**Directions for this task:**
Reproduce each line exactly. Skip none.

Stored data:

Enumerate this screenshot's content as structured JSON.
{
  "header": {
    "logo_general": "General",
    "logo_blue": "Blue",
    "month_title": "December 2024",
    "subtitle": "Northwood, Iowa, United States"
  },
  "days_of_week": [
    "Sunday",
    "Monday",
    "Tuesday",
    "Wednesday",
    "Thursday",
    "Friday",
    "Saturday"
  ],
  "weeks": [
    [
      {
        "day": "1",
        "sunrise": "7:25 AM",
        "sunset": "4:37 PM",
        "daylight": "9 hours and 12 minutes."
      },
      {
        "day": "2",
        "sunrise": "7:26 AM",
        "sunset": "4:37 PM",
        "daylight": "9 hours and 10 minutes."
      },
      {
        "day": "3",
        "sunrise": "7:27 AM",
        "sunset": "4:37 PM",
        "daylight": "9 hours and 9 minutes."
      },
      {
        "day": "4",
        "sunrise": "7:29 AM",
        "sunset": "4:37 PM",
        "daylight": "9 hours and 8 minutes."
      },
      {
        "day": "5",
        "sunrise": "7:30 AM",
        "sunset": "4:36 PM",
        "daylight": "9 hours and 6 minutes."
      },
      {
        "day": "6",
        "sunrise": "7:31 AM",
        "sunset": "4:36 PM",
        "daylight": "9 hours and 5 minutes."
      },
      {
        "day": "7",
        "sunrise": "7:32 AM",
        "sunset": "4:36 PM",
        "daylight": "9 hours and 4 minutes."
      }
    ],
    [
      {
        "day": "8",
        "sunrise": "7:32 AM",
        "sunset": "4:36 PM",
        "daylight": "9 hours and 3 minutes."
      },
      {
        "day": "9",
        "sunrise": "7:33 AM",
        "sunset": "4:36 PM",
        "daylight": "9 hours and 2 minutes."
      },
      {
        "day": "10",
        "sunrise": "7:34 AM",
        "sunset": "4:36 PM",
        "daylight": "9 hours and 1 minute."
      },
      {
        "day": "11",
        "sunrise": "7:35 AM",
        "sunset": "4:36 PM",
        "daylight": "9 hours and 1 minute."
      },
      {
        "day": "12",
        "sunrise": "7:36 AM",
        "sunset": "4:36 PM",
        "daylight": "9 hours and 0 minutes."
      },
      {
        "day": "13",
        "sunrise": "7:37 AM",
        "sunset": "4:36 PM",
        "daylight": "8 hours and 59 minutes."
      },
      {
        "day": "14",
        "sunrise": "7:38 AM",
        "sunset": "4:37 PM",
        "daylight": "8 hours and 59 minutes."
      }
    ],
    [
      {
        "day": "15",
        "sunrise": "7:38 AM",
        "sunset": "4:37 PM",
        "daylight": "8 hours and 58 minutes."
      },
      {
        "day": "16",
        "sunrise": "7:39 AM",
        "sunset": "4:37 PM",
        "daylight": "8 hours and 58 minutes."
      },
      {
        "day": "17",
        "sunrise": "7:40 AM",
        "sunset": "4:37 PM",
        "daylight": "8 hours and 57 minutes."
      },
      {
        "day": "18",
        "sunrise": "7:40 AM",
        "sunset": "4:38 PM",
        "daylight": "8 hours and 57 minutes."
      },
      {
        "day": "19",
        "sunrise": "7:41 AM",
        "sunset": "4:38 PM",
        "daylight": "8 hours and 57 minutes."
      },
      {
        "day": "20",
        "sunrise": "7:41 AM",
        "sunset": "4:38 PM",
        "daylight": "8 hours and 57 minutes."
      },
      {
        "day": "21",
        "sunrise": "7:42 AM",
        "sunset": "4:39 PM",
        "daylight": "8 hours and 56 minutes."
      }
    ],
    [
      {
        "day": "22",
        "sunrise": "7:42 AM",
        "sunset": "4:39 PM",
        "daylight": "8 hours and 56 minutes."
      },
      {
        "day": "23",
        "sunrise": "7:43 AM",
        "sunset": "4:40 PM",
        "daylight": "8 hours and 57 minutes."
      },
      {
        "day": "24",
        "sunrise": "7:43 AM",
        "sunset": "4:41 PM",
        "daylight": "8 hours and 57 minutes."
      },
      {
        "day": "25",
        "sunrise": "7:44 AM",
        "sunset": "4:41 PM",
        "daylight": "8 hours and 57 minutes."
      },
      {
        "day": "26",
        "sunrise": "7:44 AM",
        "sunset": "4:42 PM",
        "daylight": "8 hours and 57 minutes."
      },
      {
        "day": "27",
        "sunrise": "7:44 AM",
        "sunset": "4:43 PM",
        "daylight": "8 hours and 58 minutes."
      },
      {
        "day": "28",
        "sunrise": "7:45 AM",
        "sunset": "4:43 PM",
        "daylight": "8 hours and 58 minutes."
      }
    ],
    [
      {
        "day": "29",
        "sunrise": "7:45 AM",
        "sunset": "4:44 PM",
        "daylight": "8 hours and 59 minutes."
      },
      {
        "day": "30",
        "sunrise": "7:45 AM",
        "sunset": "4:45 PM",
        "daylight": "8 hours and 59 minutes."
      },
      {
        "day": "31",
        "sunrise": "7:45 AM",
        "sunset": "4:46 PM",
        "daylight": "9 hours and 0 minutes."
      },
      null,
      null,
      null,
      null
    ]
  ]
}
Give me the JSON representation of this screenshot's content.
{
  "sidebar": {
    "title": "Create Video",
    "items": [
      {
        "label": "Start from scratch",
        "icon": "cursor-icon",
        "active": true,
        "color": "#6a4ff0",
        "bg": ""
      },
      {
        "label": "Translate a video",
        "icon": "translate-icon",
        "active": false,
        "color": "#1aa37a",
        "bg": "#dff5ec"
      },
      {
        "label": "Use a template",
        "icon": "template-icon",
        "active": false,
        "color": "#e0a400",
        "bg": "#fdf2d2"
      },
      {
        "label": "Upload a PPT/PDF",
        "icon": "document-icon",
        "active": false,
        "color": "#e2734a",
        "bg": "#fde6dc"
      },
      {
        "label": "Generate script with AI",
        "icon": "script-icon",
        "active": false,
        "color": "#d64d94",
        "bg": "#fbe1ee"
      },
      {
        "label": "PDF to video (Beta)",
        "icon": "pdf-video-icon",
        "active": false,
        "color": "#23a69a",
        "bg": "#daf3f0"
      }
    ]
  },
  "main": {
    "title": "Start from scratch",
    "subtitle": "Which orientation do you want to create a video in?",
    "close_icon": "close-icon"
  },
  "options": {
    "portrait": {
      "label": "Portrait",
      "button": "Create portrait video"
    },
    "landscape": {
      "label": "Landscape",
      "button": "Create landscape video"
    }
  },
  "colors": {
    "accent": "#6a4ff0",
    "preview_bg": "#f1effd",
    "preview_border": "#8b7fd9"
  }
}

**Full solution:**
Enumerate this screenshot's content as structured JSON.
{
  "header": {
    "logo_general": "General",
    "logo_blue": "Blue",
    "month_title": "December 2024",
    "subtitle": "Northwood, Iowa, United States"
  },
  "days_of_week": [
    "Sunday",
    "Monday",
    "Tuesday",
    "Wednesday",
    "Thursday",
    "Friday",
    "Saturday"
  ],
  "weeks": [
    [
      {
        "day": "1",
        "sunrise": "7:25 AM",
        "sunset": "4:37 PM",
        "daylight": "9 hours and 12 minutes."
      },
      {
        "day": "2",
        "sunrise": "7:26 AM",
        "sunset": "4:37 PM",
        "daylight": "9 hours and 10 minutes."
      },
      {
        "day": "3",
        "sunrise": "7:27 AM",
        "sunset": "4:37 PM",
        "daylight": "9 hours and 9 minutes."
      },
      {
        "day": "4",
        "sunrise": "7:29 AM",
        "sunset": "4:37 PM",
        "daylight": "9 hours and 8 minutes."
      },
      {
        "day": "5",
        "sunrise": "7:30 AM",
        "sunset": "4:36 PM",
        "daylight": "9 hours and 6 minutes."
      },
      {
        "day": "6",
        "sunrise": "7:31 AM",
        "sunset": "4:36 PM",
        "daylight": "9 hours and 5 minutes."
      },
      {
        "day": "7",
        "sunrise": "7:32 AM",
        "sunset": "4:36 PM",
        "daylight": "9 hours and 4 minutes."
      }
    ],
    [
      {
        "day": "8",
        "sunrise": "7:32 AM",
        "sunset": "4:36 PM",
        "daylight": "9 hours and 3 minutes."
      },
      {
        "day": "9",
        "sunrise": "7:33 AM",
        "sunset": "4:36 PM",
        "daylight": "9 hours and 2 minutes."
      },
      {
        "day": "10",
        "sunrise": "7:34 AM",
        "sunset": "4:36 PM",
        "daylight": "9 hours and 1 minute."
      },
      {
        "day": "11",
        "sunrise": "7:35 AM",
        "sunset": "4:36 PM",
        "daylight": "9 hours and 1 minute."
      },
      {
        "day": "12",
        "sunrise": "7:36 AM",
        "sunset": "4:36 PM",
        "daylight": "9 hours and 0 minutes."
      },
      {
        "day": "13",
        "sunrise": "7:37 AM",
        "sunset": "4:36 PM",
        "daylight": "8 hours and 59 minutes."
      },
      {
        "day": "14",
        "sunrise": "7:38 AM",
        "sunset": "4:37 PM",
        "daylight": "8 hours and 59 minutes."
      }
    ],
    [
      {
        "day": "15",
        "sunrise": "7:38 AM",
        "sunset": "4:37 PM",
        "daylight": "8 hours and 58 minutes."
      },
      {
        "day": "16",
        "sunrise": "7:39 AM",
        "sunset": "4:37 PM",
        "daylight": "8 hours and 58 minutes."
      },
      {
        "day": "17",
        "sunrise": "7:40 AM",
        "sunset": "4:37 PM",
        "daylight": "8 hours and 57 minutes."
      },
      {
        "day": "18",
        "sunrise": "7:40 AM",
        "sunset": "4:38 PM",
        "daylight": "8 hours and 57 minutes."
      },
      {
        "day": "19",
        "sunrise": "7:41 AM",
        "sunset": "4:38 PM",
        "daylight": "8 hours and 57 minutes."
      },
      {
        "day": "20",
        "sunrise": "7:41 AM",
        "sunset": "4:38 PM",
        "daylight": "8 hours and 57 minutes."
      },
      {
        "day": "21",
        "sunrise": "7:42 AM",
        "sunset": "4:39 PM",
        "daylight": "8 hours and 56 minutes."
      }
    ],
    [
      {
        "day": "22",
        "sunrise": "7:42 AM",
        "sunset": "4:39 PM",
        "daylight": "8 hours and 56 minutes."
      },
      {
        "day": "23",
        "sunrise": "7:43 AM",
        "sunset": "4:40 PM",
        "daylight": "8 hours and 57 minutes."
      },
      {
        "day": "24",
        "sunrise": "7:43 AM",
        "sunset": "4:41 PM",
        "daylight": "8 hours and 57 minutes."
      },
      {
        "day": "25",
        "sunrise": "7:44 AM",
        "sunset": "4:41 PM",
        "daylight": "8 hours and 57 minutes."
      },
      {
        "day": "26",
        "sunrise": "7:44 AM",
        "sunset": "4:42 PM",
        "daylight": "8 hours and 57 minutes."
      },
      {
        "day": "27",
        "sunrise": "7:44 AM",
        "sunset": "4:43 PM",
        "daylight": "8 hours and 58 minutes."
      },
      {
        "day": "28",
        "sunrise": "7:45 AM",
        "sunset": "4:43 PM",
        "daylight": "8 hours and 58 minutes."
      }
    ],
    [
      {
        "day": "29",
        "sunrise": "7:45 AM",
        "sunset": "4:44 PM",
        "daylight": "8 hours and 59 minutes."
      },
      {
        "day": "30",
        "sunrise": "7:45 AM",
        "sunset": "4:45 PM",
        "daylight": "8 hours and 59 minutes."
      },
      {
        "day": "31",
        "sunrise": "7:45 AM",
        "sunset": "4:46 PM",
        "daylight": "9 hours and 0 minutes."
      },
      null,
      null,
      null,
      null
    ]
  ]
}
Give me the JSON representation of this screenshot's content.
{
  "sidebar": {
    "title": "Create Video",
    "items": [
      {
        "label": "Start from scratch",
        "icon": "cursor-icon",
        "active": true,
        "color": "#6a4ff0",
        "bg": ""
      },
      {
        "label": "Translate a video",
        "icon": "translate-icon",
        "active": false,
        "color": "#1aa37a",
        "bg": "#dff5ec"
      },
      {
        "label": "Use a template",
        "icon": "template-icon",
        "active": false,
        "color": "#e0a400",
        "bg": "#fdf2d2"
      },
      {
        "label": "Upload a PPT/PDF",
        "icon": "document-icon",
        "active": false,
        "color": "#e2734a",
        "bg": "#fde6dc"
      },
      {
        "label": "Generate script with AI",
        "icon": "script-icon",
        "active": false,
        "color": "#d64d94",
        "bg": "#fbe1ee"
      },
      {
        "label": "PDF to video (Beta)",
        "icon": "pdf-video-icon",
        "active": false,
        "color": "#23a69a",
        "bg": "#daf3f0"
      }
    ]
  },
  "main": {
    "title": "Start from scratch",
    "subtitle": "Which orientation do you want to create a video in?",
    "close_icon": "close-icon"
  },
  "options": {
    "portrait": {
      "label": "Portrait",
      "button": "Create portrait video"
    },
    "landscape": {
      "label": "Landscape",
      "button": "Create landscape video"
    }
  },
  "colors": {
    "accent": "#6a4ff0",
    "preview_bg": "#f1effd",
    "preview_border": "#8b7fd9"
  }
}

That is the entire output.